#### EXTRACTED RECORDS
---
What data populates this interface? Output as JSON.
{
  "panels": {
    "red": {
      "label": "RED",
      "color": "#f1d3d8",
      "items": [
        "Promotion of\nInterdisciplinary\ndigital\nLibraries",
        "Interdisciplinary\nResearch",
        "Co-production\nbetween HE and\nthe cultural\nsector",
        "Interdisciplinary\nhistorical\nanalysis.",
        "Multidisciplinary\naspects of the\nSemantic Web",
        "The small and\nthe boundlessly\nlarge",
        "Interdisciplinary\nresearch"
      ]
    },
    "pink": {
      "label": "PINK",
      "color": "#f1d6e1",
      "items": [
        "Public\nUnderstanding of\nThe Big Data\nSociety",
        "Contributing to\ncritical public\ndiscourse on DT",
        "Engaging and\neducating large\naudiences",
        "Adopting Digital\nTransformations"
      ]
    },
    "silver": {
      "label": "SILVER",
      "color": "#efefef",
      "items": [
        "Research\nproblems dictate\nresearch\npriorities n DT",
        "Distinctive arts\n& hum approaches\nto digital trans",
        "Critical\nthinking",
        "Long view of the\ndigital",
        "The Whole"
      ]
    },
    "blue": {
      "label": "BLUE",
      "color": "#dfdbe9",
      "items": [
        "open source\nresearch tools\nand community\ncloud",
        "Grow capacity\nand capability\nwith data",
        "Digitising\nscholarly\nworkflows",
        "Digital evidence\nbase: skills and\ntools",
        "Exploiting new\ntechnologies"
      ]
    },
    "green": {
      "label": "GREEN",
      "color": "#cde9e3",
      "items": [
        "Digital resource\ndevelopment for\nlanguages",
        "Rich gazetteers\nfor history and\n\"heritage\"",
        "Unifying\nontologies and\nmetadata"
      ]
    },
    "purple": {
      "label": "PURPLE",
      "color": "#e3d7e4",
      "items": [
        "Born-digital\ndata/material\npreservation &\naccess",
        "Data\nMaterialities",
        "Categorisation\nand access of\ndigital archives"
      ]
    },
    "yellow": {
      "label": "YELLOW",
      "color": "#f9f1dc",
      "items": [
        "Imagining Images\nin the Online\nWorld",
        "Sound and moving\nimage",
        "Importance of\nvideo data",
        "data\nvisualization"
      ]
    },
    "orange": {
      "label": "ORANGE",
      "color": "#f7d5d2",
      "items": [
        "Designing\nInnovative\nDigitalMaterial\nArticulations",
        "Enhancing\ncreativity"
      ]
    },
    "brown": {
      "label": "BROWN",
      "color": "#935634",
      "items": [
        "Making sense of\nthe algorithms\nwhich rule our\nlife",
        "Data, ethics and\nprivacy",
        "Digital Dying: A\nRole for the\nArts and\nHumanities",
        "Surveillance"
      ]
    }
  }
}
---
#### PROBLEM DETAILS
Output the lines above verbatim and in full.

#### FULL SOLUTION
What data populates this interface? Output as JSON.
{
  "panels": {
    "red": {
      "label": "RED",
      "color": "#f1d3d8",
      "items": [
        "Promotion of\nInterdisciplinary\ndigital\nLibraries",
        "Interdisciplinary\nResearch",
        "Co-production\nbetween HE and\nthe cultural\nsector",
        "Interdisciplinary\nhistorical\nanalysis.",
        "Multidisciplinary\naspects of the\nSemantic Web",
        "The small and\nthe boundlessly\nlarge",
        "Interdisciplinary\nresearch"
      ]
    },
    "pink": {
      "label": "PINK",
      "color": "#f1d6e1",
      "items": [
        "Public\nUnderstanding of\nThe Big Data\nSociety",
        "Contributing to\ncritical public\ndiscourse on DT",
        "Engaging and\neducating large\naudiences",
        "Adopting Digital\nTransformations"
      ]
    },
    "silver": {
      "label": "SILVER",
      "color": "#efefef",
      "items": [
        "Research\nproblems dictate\nresearch\npriorities n DT",
        "Distinctive arts\n& hum approaches\nto digital trans",
        "Critical\nthinking",
        "Long view of the\ndigital",
        "The Whole"
      ]
    },
    "blue": {
      "label": "BLUE",
      "color": "#dfdbe9",
      "items": [
        "open source\nresearch tools\nand community\ncloud",
        "Grow capacity\nand capability\nwith data",
        "Digitising\nscholarly\nworkflows",
        "Digital evidence\nbase: skills and\ntools",
        "Exploiting new\ntechnologies"
      ]
    },
    "green": {
      "label": "GREEN",
      "color": "#cde9e3",
      "items": [
        "Digital resource\ndevelopment for\nlanguages",
        "Rich gazetteers\nfor history and\n\"heritage\"",
        "Unifying\nontologies and\nmetadata"
      ]
    },
    "purple": {
      "label": "PURPLE",
      "color": "#e3d7e4",
      "items": [
        "Born-digital\ndata/material\npreservation &\naccess",
        "Data\nMaterialities",
        "Categorisation\nand access of\ndigital archives"
      ]
    },
    "yellow": {
      "label": "YELLOW",
      "color": "#f9f1dc",
      "items": [
        "Imagining Images\nin the Online\nWorld",
        "Sound and moving\nimage",
        "Importance of\nvideo data",
        "data\nvisualization"
      ]
    },
    "orange": {
      "label": "ORANGE",
      "color": "#f7d5d2",
      "items": [
        "Designing\nInnovative\nDigitalMaterial\nArticulations",
        "Enhancing\ncreativity"
      ]
    },
    "brown": {
      "label": "BROWN",
      "color": "#935634",
      "items": [
        "Making sense of\nthe algorithms\nwhich rule our\nlife",
        "Data, ethics and\nprivacy",
        "Digital Dying: A\nRole for the\nArts and\nHumanities",
        "Surveillance"
      ]
    }
  }
}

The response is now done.